[Saved entries]
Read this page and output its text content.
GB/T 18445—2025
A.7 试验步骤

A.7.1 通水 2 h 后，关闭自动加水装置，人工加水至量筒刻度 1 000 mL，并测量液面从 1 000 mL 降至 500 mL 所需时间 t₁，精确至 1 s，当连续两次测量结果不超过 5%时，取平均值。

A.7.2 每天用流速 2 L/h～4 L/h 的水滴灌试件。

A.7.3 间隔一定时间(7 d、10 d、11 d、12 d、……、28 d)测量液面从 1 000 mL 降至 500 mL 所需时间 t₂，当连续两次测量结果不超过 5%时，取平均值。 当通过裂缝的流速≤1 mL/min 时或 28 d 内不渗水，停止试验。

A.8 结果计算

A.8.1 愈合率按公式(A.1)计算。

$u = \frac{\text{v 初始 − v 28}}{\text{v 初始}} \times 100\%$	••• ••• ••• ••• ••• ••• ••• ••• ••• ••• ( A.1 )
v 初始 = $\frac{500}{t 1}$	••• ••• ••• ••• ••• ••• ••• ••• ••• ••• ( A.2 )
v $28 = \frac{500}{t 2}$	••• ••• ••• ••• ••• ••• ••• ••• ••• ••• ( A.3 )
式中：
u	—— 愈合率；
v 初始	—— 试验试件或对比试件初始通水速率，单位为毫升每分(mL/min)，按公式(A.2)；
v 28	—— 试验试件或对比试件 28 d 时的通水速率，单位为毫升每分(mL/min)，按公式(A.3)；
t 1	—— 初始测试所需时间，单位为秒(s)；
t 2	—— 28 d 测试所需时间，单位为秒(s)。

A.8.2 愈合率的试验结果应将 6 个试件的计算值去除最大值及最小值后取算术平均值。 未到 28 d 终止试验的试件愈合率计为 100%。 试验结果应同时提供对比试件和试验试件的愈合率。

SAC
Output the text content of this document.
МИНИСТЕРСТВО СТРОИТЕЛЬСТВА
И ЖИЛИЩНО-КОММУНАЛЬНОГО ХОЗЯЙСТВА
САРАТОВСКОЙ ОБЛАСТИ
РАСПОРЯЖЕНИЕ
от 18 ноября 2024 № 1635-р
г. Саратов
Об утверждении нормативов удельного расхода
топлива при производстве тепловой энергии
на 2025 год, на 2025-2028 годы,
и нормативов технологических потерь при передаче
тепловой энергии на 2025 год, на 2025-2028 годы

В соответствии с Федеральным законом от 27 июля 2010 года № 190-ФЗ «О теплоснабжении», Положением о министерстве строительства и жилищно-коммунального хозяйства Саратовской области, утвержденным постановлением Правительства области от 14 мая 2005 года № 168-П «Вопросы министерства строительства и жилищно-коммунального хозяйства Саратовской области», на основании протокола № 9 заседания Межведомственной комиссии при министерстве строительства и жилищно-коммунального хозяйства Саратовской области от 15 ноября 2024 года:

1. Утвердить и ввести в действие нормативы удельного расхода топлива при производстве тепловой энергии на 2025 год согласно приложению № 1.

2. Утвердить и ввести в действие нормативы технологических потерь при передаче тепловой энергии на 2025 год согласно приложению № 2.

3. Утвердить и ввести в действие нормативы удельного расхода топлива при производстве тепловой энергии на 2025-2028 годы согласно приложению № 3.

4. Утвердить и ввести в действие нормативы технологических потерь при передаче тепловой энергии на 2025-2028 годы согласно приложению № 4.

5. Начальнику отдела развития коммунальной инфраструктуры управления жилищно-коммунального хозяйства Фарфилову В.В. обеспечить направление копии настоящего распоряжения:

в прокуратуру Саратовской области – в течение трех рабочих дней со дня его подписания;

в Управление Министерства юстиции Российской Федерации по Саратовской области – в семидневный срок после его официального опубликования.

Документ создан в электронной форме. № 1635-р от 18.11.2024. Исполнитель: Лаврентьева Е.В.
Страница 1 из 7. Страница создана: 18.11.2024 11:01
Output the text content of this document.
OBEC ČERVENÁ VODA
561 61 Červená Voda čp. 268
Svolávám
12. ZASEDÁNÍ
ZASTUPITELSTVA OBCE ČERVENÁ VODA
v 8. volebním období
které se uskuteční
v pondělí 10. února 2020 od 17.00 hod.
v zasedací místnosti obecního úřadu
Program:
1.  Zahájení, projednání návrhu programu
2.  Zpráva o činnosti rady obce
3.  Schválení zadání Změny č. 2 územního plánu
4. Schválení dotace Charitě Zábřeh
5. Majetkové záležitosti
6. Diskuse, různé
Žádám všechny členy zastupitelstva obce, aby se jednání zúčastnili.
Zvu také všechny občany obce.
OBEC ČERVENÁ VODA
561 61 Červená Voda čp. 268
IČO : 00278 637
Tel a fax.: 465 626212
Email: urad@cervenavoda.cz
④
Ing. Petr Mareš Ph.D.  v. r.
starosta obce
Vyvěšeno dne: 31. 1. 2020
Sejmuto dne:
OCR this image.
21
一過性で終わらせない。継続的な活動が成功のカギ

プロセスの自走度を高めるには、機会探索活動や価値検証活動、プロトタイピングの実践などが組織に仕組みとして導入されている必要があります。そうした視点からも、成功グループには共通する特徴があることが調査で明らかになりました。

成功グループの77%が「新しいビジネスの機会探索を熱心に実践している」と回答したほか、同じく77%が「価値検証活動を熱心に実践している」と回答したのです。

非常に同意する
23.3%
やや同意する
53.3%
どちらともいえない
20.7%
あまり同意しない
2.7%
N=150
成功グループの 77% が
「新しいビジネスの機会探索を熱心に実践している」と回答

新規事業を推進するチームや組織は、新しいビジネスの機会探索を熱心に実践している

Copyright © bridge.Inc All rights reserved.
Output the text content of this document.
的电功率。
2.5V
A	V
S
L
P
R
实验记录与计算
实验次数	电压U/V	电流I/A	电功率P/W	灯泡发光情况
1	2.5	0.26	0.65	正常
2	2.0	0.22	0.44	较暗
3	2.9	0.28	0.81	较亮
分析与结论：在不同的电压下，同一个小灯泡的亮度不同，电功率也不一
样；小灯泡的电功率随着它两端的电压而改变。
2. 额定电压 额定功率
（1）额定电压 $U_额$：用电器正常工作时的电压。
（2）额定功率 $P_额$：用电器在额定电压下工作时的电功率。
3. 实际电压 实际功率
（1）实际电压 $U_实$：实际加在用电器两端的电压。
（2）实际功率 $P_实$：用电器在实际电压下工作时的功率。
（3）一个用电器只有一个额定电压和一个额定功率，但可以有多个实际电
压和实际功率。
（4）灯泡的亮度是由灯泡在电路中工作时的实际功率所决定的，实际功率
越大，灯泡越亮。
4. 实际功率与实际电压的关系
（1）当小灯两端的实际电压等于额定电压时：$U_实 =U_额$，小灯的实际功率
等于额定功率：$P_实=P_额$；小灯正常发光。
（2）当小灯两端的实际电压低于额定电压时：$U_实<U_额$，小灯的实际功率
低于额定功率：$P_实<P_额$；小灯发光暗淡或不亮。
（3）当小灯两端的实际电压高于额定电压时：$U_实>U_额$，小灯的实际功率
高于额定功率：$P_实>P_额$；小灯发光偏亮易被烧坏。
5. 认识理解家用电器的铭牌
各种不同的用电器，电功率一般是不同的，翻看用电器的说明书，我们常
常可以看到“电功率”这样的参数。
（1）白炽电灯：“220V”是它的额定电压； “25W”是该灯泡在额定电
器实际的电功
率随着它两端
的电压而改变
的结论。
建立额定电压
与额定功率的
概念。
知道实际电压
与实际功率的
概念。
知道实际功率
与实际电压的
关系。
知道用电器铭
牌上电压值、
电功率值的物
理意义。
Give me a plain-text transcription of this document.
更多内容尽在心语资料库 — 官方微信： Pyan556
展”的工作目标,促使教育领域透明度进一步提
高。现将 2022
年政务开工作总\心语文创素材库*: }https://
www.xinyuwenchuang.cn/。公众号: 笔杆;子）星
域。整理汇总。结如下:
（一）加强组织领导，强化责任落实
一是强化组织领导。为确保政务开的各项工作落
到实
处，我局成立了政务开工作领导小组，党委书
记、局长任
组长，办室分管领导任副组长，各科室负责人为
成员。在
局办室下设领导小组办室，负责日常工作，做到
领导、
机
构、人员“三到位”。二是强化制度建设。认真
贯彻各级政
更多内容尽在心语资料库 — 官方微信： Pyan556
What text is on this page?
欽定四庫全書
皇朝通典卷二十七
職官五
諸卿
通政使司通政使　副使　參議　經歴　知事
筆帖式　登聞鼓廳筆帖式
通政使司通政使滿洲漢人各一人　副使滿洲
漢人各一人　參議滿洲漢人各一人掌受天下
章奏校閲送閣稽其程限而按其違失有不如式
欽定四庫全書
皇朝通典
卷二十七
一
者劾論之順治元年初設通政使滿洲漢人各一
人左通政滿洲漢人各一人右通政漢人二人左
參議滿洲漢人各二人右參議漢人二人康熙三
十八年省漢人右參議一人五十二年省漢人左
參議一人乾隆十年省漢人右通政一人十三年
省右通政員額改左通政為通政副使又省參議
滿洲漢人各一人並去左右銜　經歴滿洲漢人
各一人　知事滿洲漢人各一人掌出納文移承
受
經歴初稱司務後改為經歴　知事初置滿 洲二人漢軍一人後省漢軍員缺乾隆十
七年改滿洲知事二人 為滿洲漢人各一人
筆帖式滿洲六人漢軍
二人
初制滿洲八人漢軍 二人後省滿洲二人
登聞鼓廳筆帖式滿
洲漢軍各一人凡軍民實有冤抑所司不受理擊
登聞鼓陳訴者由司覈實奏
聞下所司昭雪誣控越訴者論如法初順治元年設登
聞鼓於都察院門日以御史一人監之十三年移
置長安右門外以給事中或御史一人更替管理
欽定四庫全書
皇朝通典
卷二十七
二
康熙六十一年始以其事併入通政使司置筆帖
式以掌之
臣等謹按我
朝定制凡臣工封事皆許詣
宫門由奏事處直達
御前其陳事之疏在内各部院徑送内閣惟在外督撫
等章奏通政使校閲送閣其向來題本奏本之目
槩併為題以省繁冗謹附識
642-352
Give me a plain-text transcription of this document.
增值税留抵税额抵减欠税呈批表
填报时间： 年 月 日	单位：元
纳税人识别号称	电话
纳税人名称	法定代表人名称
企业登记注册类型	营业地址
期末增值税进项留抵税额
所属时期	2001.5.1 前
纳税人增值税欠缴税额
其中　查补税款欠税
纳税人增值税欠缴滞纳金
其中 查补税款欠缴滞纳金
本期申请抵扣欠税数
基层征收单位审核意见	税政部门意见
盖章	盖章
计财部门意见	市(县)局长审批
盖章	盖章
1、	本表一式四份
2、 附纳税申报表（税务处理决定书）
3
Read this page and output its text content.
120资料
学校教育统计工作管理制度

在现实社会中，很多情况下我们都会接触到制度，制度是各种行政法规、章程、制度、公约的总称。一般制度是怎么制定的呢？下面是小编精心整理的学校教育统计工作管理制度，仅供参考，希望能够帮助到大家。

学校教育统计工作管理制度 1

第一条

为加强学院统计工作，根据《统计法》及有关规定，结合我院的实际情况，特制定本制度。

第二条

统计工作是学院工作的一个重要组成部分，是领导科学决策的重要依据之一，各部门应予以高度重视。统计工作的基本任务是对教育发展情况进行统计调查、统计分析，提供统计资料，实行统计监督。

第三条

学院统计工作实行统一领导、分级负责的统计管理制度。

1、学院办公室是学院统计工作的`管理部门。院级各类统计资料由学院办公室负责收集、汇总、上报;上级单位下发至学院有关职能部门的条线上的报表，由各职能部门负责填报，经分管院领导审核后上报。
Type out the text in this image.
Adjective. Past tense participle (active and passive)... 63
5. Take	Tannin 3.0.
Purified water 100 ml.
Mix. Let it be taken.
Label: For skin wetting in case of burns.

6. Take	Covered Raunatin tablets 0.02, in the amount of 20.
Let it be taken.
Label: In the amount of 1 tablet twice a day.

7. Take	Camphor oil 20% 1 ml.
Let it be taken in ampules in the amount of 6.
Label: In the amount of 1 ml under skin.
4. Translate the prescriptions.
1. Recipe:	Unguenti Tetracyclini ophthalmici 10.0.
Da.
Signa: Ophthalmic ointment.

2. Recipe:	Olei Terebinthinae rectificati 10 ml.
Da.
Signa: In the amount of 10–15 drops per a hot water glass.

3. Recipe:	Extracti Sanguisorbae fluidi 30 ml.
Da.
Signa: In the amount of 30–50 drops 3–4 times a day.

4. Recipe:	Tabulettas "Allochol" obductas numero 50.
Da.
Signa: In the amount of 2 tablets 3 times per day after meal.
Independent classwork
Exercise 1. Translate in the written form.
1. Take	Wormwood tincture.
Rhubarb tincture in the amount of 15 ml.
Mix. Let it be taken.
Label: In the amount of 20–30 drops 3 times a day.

▶ What you have to do
Pull every line containing "times" out of the data above.

▶ Solved problem
$u = \frac{\text{v 初始 − v 28}}{\text{v 初始}} \times 100\%$	••• ••• ••• ••• ••• ••• ••• ••• ••• ••• ( A.1 )
Signa: In the amount of 30–50 drops 3–4 times a day.
Signa: In the amount of 2 tablets 3 times per day after meal.
Label: In the amount of 20–30 drops 3 times a day.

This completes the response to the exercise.